(Some records)
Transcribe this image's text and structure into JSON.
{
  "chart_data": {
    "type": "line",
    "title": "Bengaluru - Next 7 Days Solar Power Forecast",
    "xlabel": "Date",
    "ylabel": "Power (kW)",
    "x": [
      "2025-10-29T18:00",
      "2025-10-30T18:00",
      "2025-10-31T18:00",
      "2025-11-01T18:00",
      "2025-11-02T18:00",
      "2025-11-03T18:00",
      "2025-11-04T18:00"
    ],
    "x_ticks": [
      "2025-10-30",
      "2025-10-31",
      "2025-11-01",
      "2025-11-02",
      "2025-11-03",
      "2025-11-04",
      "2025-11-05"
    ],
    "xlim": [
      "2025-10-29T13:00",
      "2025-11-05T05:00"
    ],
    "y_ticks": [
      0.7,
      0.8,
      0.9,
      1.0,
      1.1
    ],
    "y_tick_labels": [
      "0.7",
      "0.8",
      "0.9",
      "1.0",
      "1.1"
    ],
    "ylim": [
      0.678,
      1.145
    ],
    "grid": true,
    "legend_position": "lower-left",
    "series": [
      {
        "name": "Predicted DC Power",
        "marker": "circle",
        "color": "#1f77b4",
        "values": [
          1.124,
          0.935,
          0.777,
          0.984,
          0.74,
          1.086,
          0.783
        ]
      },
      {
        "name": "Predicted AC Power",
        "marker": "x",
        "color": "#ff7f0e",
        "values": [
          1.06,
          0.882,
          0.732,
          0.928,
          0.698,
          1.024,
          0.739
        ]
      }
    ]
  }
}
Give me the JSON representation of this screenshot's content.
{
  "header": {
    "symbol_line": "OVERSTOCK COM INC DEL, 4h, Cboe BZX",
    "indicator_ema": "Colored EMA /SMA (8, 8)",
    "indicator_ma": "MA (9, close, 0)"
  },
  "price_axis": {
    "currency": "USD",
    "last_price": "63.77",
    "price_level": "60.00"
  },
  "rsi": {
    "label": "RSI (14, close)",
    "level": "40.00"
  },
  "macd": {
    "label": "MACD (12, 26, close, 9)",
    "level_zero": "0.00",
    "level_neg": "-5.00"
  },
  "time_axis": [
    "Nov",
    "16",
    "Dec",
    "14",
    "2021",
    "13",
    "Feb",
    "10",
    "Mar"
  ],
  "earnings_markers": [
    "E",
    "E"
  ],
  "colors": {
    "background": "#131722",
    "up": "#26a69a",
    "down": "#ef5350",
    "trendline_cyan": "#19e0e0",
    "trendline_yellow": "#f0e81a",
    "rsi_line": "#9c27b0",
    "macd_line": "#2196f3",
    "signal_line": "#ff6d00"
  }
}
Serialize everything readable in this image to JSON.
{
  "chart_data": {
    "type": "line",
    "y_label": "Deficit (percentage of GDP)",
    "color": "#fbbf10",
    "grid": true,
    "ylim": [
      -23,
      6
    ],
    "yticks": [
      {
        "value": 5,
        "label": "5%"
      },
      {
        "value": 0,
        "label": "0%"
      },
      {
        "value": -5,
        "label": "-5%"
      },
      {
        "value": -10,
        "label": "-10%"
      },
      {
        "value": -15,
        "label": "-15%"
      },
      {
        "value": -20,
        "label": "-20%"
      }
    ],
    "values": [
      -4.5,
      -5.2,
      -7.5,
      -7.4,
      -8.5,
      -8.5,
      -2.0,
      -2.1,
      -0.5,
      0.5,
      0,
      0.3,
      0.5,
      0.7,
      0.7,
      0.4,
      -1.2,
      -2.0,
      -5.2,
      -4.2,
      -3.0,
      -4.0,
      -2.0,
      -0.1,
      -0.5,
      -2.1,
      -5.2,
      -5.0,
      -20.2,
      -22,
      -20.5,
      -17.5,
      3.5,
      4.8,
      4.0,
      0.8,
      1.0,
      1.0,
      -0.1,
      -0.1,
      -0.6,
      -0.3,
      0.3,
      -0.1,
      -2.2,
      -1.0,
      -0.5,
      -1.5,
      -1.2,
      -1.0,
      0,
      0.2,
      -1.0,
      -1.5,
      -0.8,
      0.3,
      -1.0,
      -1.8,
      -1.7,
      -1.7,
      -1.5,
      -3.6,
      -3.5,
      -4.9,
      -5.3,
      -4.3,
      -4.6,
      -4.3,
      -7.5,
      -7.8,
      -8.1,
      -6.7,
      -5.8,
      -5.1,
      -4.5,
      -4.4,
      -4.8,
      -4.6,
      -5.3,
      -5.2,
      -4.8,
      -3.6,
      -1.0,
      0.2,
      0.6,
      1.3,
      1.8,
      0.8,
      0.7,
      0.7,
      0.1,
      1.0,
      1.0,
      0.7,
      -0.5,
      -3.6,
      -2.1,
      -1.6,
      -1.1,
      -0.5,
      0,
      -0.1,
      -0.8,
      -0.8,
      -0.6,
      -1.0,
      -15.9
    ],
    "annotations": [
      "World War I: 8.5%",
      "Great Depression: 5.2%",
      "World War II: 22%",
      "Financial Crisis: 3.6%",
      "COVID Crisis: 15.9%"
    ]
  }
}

**Task to carry out**
From the records above, extract each line exactly as shown.

**Response for this exercise**
Transcribe this image's text and structure into JSON.
{
  "chart_data": {
    "type": "line",
    "title": "Bengaluru - Next 7 Days Solar Power Forecast",
    "xlabel": "Date",
    "ylabel": "Power (kW)",
    "x": [
      "2025-10-29T18:00",
      "2025-10-30T18:00",
      "2025-10-31T18:00",
      "2025-11-01T18:00",
      "2025-11-02T18:00",
      "2025-11-03T18:00",
      "2025-11-04T18:00"
    ],
    "x_ticks": [
      "2025-10-30",
      "2025-10-31",
      "2025-11-01",
      "2025-11-02",
      "2025-11-03",
      "2025-11-04",
      "2025-11-05"
    ],
    "xlim": [
      "2025-10-29T13:00",
      "2025-11-05T05:00"
    ],
    "y_ticks": [
      0.7,
      0.8,
      0.9,
      1.0,
      1.1
    ],
    "y_tick_labels": [
      "0.7",
      "0.8",
      "0.9",
      "1.0",
      "1.1"
    ],
    "ylim": [
      0.678,
      1.145
    ],
    "grid": true,
    "legend_position": "lower-left",
    "series": [
      {
        "name": "Predicted DC Power",
        "marker": "circle",
        "color": "#1f77b4",
        "values": [
          1.124,
          0.935,
          0.777,
          0.984,
          0.74,
          1.086,
          0.783
        ]
      },
      {
        "name": "Predicted AC Power",
        "marker": "x",
        "color": "#ff7f0e",
        "values": [
          1.06,
          0.882,
          0.732,
          0.928,
          0.698,
          1.024,
          0.739
        ]
      }
    ]
  }
}
Give me the JSON representation of this screenshot's content.
{
  "header": {
    "symbol_line": "OVERSTOCK COM INC DEL, 4h, Cboe BZX",
    "indicator_ema": "Colored EMA /SMA (8, 8)",
    "indicator_ma": "MA (9, close, 0)"
  },
  "price_axis": {
    "currency": "USD",
    "last_price": "63.77",
    "price_level": "60.00"
  },
  "rsi": {
    "label": "RSI (14, close)",
    "level": "40.00"
  },
  "macd": {
    "label": "MACD (12, 26, close, 9)",
    "level_zero": "0.00",
    "level_neg": "-5.00"
  },
  "time_axis": [
    "Nov",
    "16",
    "Dec",
    "14",
    "2021",
    "13",
    "Feb",
    "10",
    "Mar"
  ],
  "earnings_markers": [
    "E",
    "E"
  ],
  "colors": {
    "background": "#131722",
    "up": "#26a69a",
    "down": "#ef5350",
    "trendline_cyan": "#19e0e0",
    "trendline_yellow": "#f0e81a",
    "rsi_line": "#9c27b0",
    "macd_line": "#2196f3",
    "signal_line": "#ff6d00"
  }
}
Serialize everything readable in this image to JSON.
{
  "chart_data": {
    "type": "line",
    "y_label": "Deficit (percentage of GDP)",
    "color": "#fbbf10",
    "grid": true,
    "ylim": [
      -23,
      6
    ],
    "yticks": [
      {
        "value": 5,
        "label": "5%"
      },
      {
        "value": 0,
        "label": "0%"
      },
      {
        "value": -5,
        "label": "-5%"
      },
      {
        "value": -10,
        "label": "-10%"
      },
      {
        "value": -15,
        "label": "-15%"
      },
      {
        "value": -20,
        "label": "-20%"
      }
    ],
    "values": [
      -4.5,
      -5.2,
      -7.5,
      -7.4,
      -8.5,
      -8.5,
      -2.0,
      -2.1,
      -0.5,
      0.5,
      0,
      0.3,
      0.5,
      0.7,
      0.7,
      0.4,
      -1.2,
      -2.0,
      -5.2,
      -4.2,
      -3.0,
      -4.0,
      -2.0,
      -0.1,
      -0.5,
      -2.1,
      -5.2,
      -5.0,
      -20.2,
      -22,
      -20.5,
      -17.5,
      3.5,
      4.8,
      4.0,
      0.8,
      1.0,
      1.0,
      -0.1,
      -0.1,
      -0.6,
      -0.3,
      0.3,
      -0.1,
      -2.2,
      -1.0,
      -0.5,
      -1.5,
      -1.2,
      -1.0,
      0,
      0.2,
      -1.0,
      -1.5,
      -0.8,
      0.3,
      -1.0,
      -1.8,
      -1.7,
      -1.7,
      -1.5,
      -3.6,
      -3.5,
      -4.9,
      -5.3,
      -4.3,
      -4.6,
      -4.3,
      -7.5,
      -7.8,
      -8.1,
      -6.7,
      -5.8,
      -5.1,
      -4.5,
      -4.4,
      -4.8,
      -4.6,
      -5.3,
      -5.2,
      -4.8,
      -3.6,
      -1.0,
      0.2,
      0.6,
      1.3,
      1.8,
      0.8,
      0.7,
      0.7,
      0.1,
      1.0,
      1.0,
      0.7,
      -0.5,
      -3.6,
      -2.1,
      -1.6,
      -1.1,
      -0.5,
      0,
      -0.1,
      -0.8,
      -0.8,
      -0.6,
      -1.0,
      -15.9
    ],
    "annotations": [
      "World War I: 8.5%",
      "Great Depression: 5.2%",
      "World War II: 22%",
      "Financial Crisis: 3.6%",
      "COVID Crisis: 15.9%"
    ]
  }
}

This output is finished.